• [Problem to work on] Which lines in the records below contain the word "text"? Copy each one out.
-- Source material start --
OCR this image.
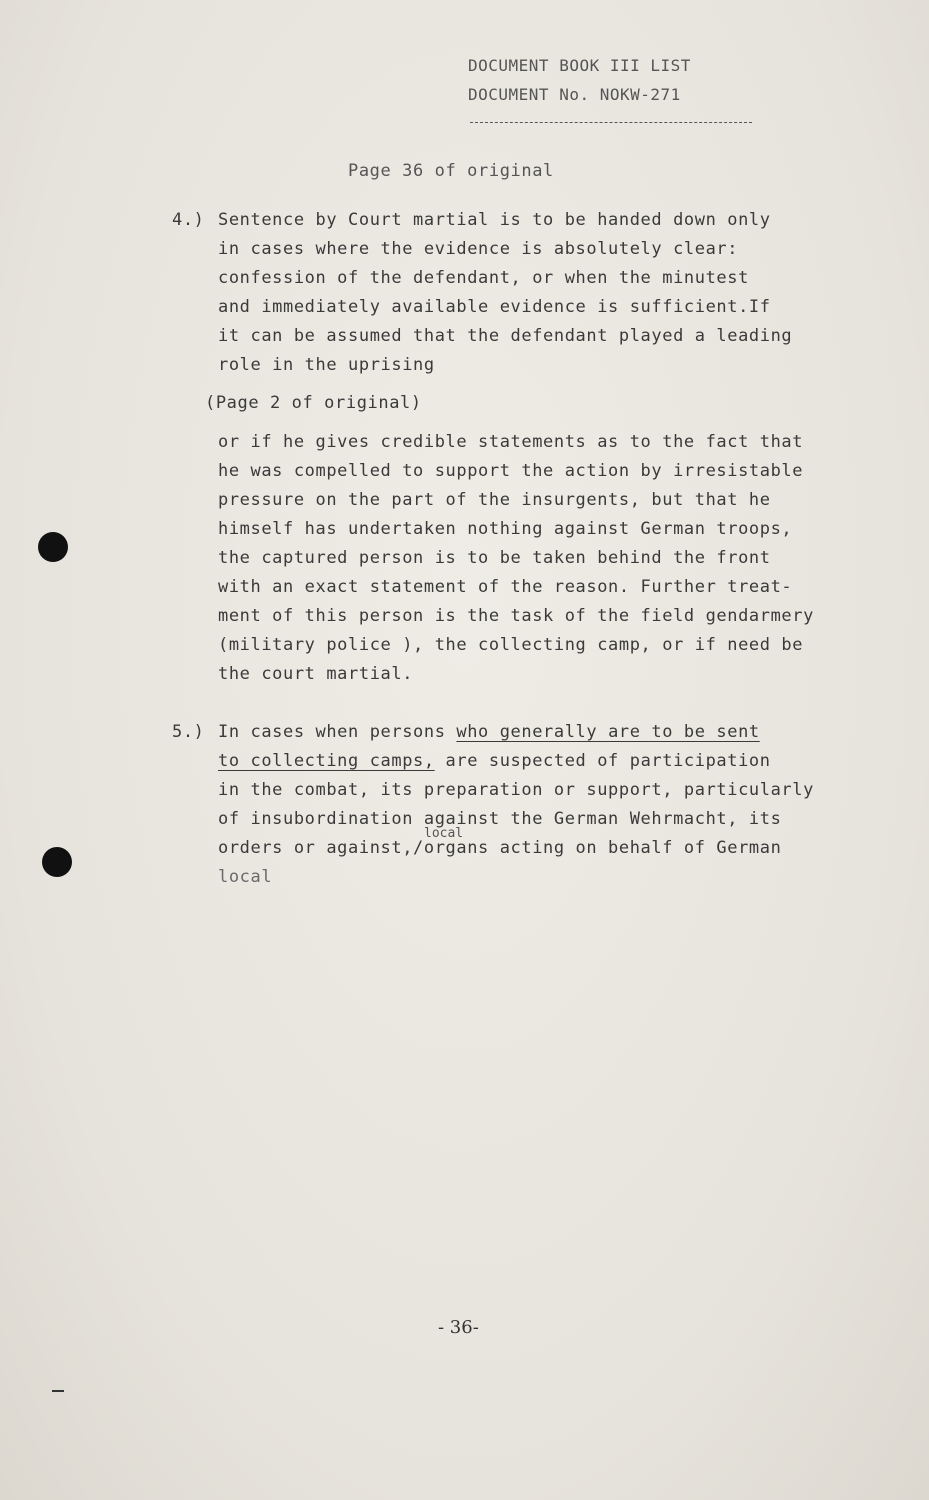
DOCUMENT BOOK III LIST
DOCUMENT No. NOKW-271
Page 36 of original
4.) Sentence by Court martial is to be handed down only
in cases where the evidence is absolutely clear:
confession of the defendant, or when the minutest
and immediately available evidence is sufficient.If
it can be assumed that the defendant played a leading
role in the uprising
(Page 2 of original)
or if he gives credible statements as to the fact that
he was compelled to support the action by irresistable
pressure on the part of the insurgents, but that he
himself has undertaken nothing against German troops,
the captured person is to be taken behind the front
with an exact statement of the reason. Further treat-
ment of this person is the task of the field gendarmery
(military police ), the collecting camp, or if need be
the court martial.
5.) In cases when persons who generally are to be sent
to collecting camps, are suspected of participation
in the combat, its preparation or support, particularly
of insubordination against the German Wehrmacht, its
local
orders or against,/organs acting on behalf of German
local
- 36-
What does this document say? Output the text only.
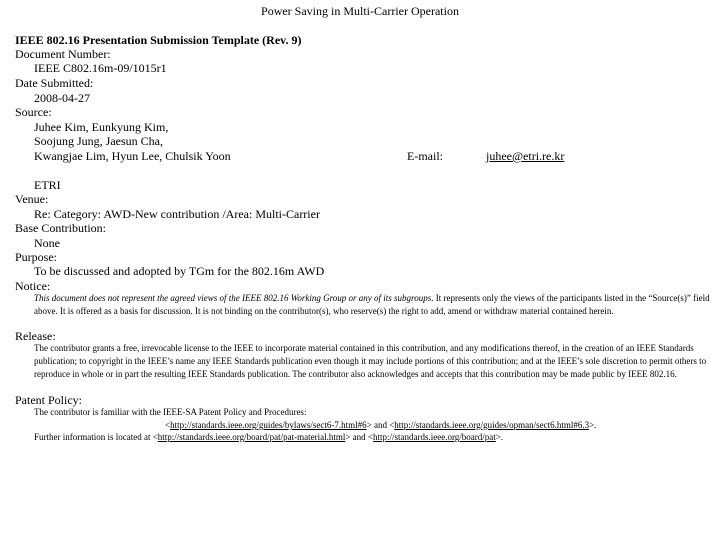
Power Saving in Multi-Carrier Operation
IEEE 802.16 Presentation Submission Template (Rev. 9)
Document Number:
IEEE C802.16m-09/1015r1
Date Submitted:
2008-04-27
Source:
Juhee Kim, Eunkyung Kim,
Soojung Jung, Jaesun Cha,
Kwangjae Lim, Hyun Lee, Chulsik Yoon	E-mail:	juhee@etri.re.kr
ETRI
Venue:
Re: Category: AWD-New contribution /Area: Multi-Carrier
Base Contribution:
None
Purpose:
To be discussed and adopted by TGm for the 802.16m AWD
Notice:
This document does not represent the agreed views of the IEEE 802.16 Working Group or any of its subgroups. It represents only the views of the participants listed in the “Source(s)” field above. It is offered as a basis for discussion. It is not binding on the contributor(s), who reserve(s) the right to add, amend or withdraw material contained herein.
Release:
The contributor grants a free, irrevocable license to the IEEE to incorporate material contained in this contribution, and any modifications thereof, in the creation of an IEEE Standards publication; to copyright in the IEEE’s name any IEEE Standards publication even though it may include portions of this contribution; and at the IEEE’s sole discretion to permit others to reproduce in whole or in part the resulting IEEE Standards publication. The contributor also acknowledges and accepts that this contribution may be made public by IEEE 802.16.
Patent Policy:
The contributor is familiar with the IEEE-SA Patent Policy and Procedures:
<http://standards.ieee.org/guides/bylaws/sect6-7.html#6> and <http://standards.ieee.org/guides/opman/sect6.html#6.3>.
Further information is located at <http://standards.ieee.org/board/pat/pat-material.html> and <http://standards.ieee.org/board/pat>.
-- Source material end --
-- Source material start --
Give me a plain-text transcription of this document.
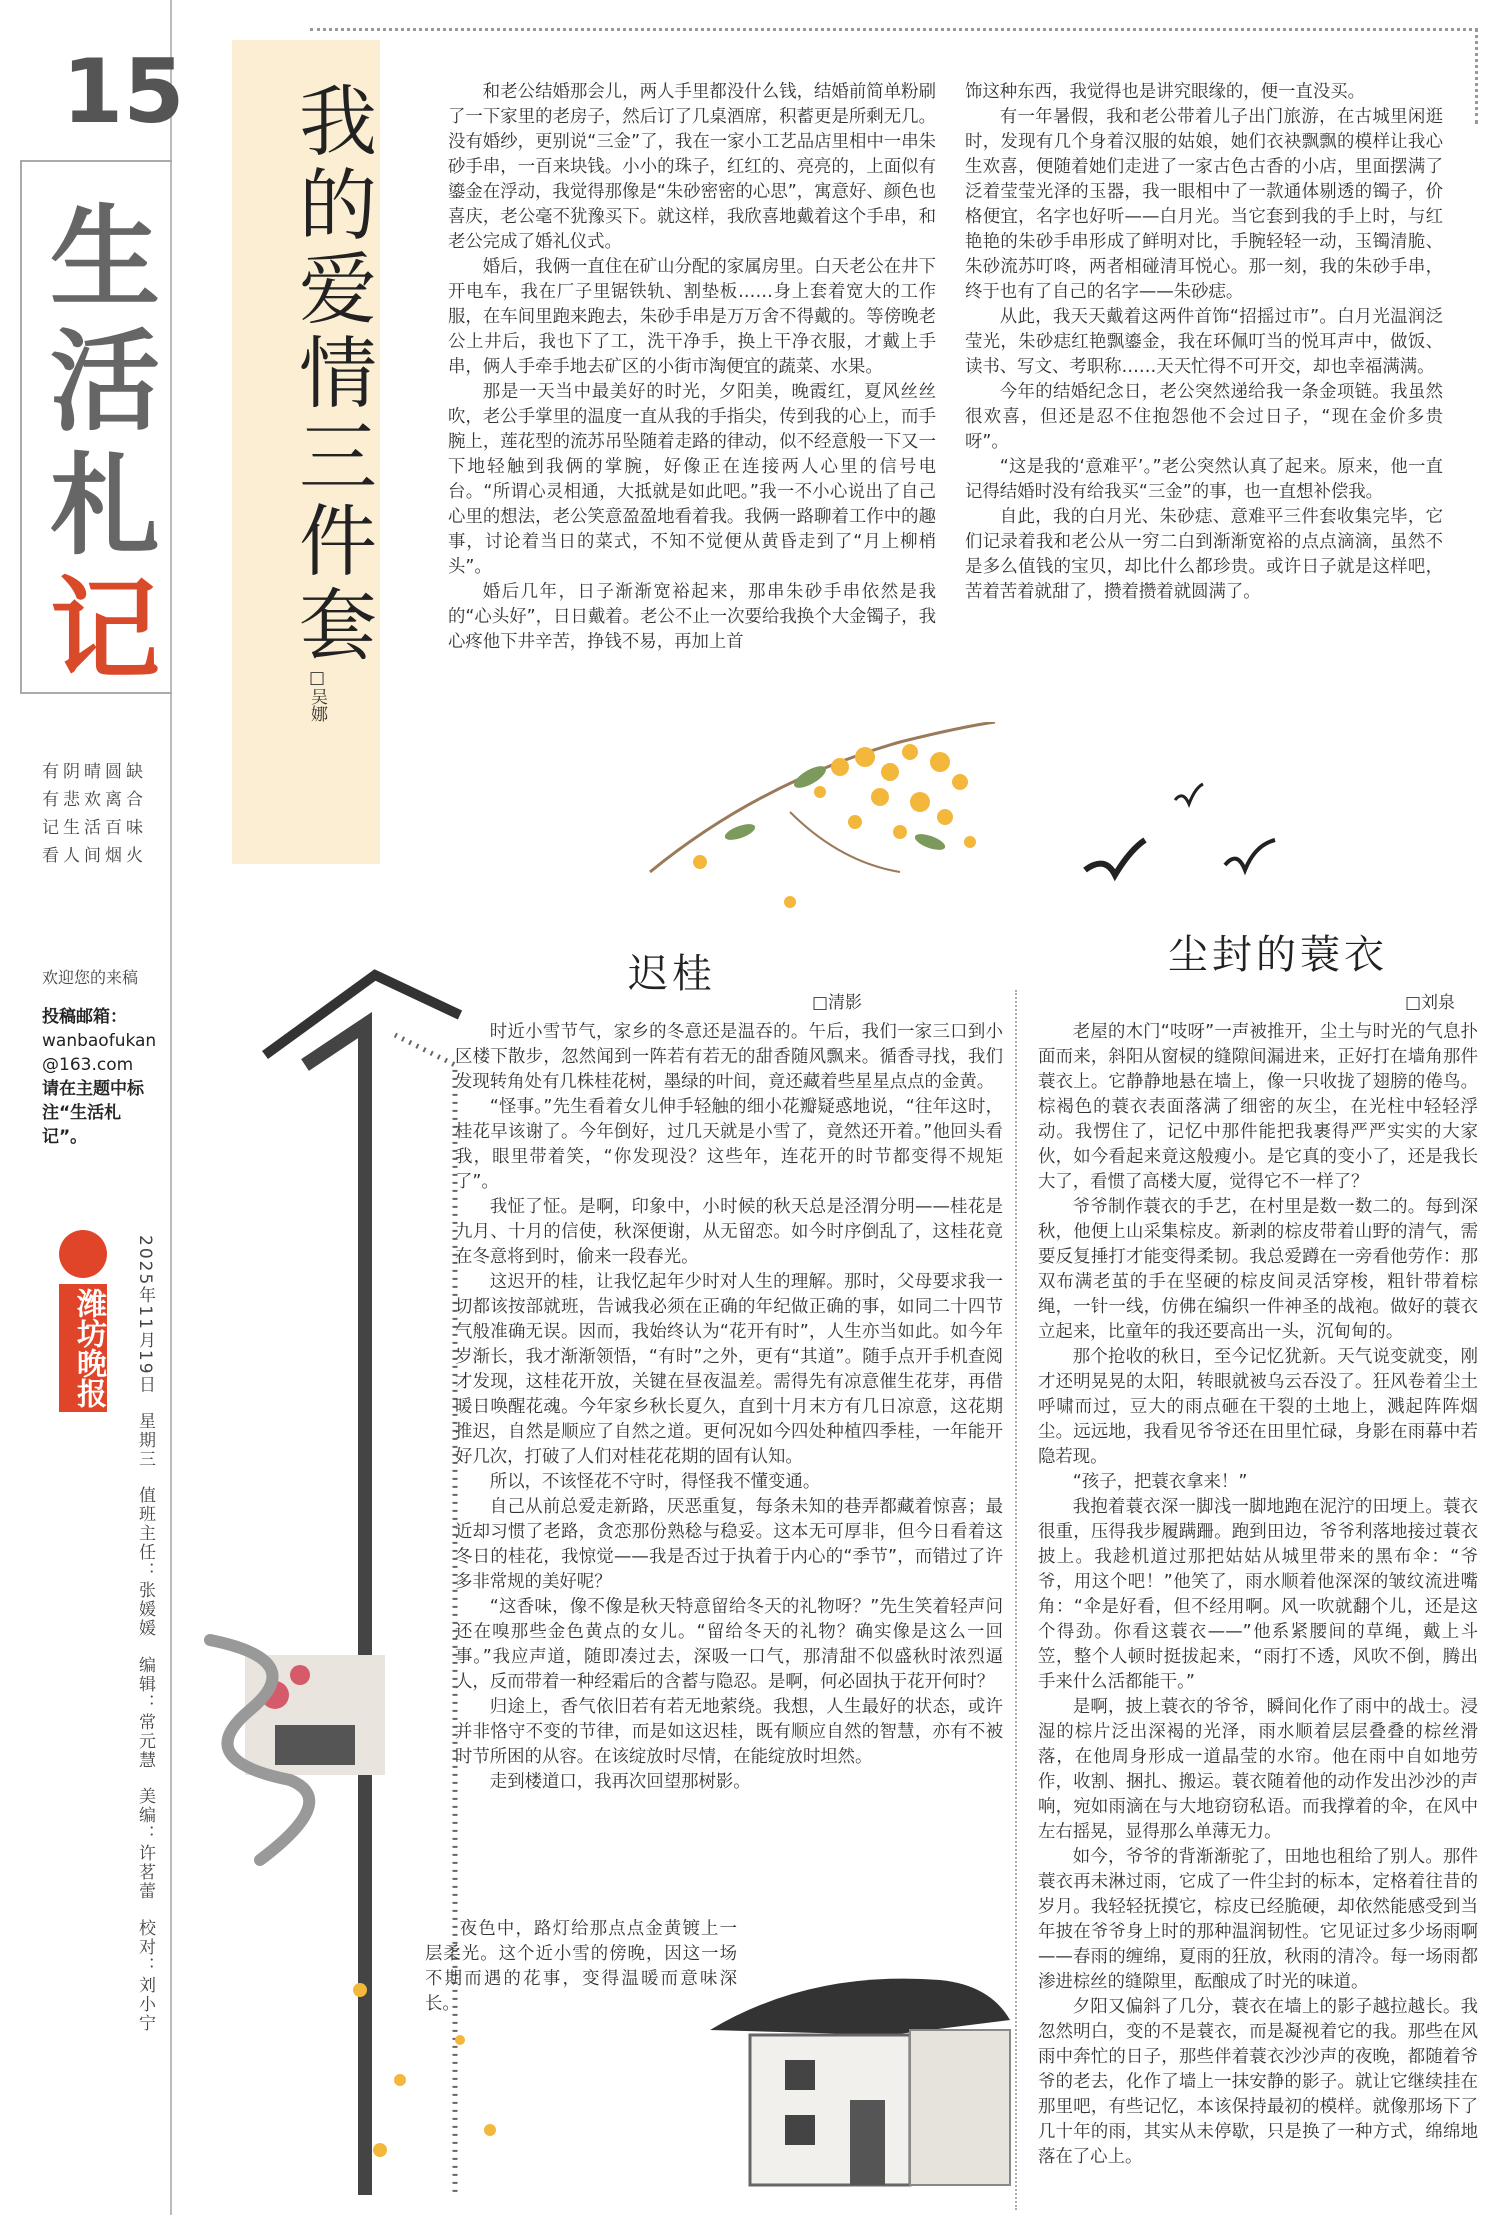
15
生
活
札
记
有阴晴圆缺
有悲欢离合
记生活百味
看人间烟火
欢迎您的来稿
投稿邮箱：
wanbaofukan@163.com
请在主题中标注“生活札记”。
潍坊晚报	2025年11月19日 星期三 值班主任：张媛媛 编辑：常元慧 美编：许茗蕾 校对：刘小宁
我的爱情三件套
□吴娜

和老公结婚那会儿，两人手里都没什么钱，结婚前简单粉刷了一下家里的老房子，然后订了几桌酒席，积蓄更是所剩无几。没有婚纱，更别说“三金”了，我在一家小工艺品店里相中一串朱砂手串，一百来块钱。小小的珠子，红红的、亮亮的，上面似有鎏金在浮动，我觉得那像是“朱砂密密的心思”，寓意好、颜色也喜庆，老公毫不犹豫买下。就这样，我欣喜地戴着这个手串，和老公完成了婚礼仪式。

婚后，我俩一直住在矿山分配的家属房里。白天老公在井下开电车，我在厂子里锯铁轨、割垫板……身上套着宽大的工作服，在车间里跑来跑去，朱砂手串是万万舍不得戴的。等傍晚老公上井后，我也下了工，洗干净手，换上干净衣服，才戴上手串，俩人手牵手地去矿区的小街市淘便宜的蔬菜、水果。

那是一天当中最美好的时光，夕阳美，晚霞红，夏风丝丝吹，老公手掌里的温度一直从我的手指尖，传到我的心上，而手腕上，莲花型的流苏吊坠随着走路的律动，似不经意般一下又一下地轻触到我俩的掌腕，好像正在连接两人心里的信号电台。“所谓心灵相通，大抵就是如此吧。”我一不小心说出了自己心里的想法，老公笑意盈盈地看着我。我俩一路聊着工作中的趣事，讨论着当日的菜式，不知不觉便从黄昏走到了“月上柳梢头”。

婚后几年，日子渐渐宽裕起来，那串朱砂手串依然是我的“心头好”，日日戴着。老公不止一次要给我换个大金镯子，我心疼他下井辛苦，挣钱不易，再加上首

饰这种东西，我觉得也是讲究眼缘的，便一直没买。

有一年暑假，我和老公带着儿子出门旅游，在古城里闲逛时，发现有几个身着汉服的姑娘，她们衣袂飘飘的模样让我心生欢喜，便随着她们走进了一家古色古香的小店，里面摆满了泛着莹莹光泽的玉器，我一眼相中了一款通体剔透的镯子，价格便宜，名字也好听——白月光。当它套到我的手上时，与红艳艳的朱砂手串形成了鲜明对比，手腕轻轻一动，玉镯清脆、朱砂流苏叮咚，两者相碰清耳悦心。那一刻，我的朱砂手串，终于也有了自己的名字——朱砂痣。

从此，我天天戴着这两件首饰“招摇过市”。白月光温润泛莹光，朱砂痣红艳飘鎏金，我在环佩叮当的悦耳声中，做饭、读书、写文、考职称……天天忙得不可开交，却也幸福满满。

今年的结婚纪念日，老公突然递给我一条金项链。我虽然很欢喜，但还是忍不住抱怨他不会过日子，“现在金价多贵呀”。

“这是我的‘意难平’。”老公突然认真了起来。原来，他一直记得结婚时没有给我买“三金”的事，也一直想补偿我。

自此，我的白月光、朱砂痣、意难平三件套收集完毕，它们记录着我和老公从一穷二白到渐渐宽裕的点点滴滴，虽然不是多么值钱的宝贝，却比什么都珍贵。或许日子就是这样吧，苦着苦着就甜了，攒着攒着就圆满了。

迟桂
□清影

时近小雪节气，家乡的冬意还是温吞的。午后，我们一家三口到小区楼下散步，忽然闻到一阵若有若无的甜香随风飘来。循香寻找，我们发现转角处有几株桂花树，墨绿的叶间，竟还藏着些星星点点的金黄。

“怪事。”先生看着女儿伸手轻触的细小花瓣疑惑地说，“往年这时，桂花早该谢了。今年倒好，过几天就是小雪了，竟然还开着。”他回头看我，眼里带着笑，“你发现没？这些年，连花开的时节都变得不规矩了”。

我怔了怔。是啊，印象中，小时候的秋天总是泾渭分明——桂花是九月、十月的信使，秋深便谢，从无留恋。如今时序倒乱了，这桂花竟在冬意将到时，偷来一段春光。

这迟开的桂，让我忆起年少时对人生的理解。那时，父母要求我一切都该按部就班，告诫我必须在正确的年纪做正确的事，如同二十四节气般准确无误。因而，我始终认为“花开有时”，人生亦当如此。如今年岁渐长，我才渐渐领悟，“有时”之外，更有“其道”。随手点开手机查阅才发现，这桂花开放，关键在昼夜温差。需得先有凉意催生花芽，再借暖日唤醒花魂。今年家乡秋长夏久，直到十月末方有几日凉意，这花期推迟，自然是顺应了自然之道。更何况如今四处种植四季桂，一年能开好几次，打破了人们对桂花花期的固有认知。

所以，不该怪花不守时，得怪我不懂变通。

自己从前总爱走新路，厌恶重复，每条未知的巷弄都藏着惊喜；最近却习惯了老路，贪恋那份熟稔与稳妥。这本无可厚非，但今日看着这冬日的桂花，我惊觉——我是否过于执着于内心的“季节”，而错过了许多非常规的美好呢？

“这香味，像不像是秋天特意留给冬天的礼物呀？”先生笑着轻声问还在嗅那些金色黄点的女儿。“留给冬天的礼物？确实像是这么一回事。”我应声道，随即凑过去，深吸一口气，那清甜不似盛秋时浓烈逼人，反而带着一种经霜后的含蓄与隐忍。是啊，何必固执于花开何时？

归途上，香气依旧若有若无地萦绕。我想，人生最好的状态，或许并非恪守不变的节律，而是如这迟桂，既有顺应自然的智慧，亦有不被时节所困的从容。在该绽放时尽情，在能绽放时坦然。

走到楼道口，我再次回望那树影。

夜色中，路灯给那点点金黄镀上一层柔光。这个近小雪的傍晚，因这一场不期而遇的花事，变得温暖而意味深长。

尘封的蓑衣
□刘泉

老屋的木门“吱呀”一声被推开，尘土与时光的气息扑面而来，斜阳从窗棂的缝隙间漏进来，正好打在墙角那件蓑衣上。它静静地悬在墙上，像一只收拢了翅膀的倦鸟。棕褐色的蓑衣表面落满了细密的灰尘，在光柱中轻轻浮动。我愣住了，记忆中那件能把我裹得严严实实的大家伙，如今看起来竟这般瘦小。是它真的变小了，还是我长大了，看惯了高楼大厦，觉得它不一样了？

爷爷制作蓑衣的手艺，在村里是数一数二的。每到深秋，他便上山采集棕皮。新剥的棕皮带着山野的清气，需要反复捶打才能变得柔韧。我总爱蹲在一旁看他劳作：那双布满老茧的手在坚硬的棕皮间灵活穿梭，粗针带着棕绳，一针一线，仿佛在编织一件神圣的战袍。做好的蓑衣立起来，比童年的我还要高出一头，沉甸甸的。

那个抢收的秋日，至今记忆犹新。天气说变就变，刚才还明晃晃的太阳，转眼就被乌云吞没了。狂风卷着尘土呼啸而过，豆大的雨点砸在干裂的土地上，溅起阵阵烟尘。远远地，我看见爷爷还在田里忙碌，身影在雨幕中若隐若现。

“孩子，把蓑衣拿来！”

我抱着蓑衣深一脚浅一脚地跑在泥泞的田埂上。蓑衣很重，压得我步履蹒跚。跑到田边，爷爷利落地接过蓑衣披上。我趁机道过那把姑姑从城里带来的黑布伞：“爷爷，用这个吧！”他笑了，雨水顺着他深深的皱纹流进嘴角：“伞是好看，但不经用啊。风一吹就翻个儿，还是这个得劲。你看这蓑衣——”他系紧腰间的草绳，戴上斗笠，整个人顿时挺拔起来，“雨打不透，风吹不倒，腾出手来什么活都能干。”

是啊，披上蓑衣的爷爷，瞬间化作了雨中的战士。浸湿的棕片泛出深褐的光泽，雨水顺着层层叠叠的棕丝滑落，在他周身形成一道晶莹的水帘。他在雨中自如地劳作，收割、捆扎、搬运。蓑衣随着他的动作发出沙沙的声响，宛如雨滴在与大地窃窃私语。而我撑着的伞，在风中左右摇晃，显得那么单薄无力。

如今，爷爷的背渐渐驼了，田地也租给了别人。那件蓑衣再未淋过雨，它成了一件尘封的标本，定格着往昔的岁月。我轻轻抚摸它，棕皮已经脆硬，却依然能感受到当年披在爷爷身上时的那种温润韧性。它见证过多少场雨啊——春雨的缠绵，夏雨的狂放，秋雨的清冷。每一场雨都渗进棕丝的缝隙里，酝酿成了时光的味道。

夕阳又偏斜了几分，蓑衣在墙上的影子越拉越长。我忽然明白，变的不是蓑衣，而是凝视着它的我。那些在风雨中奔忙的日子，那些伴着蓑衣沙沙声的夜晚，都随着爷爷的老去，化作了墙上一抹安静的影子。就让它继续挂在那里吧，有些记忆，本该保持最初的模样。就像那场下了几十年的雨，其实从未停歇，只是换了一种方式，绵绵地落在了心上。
-- Source material end --
• [Final answer]
What does this document say? Output the text only.
Give me a plain-text transcription of this document.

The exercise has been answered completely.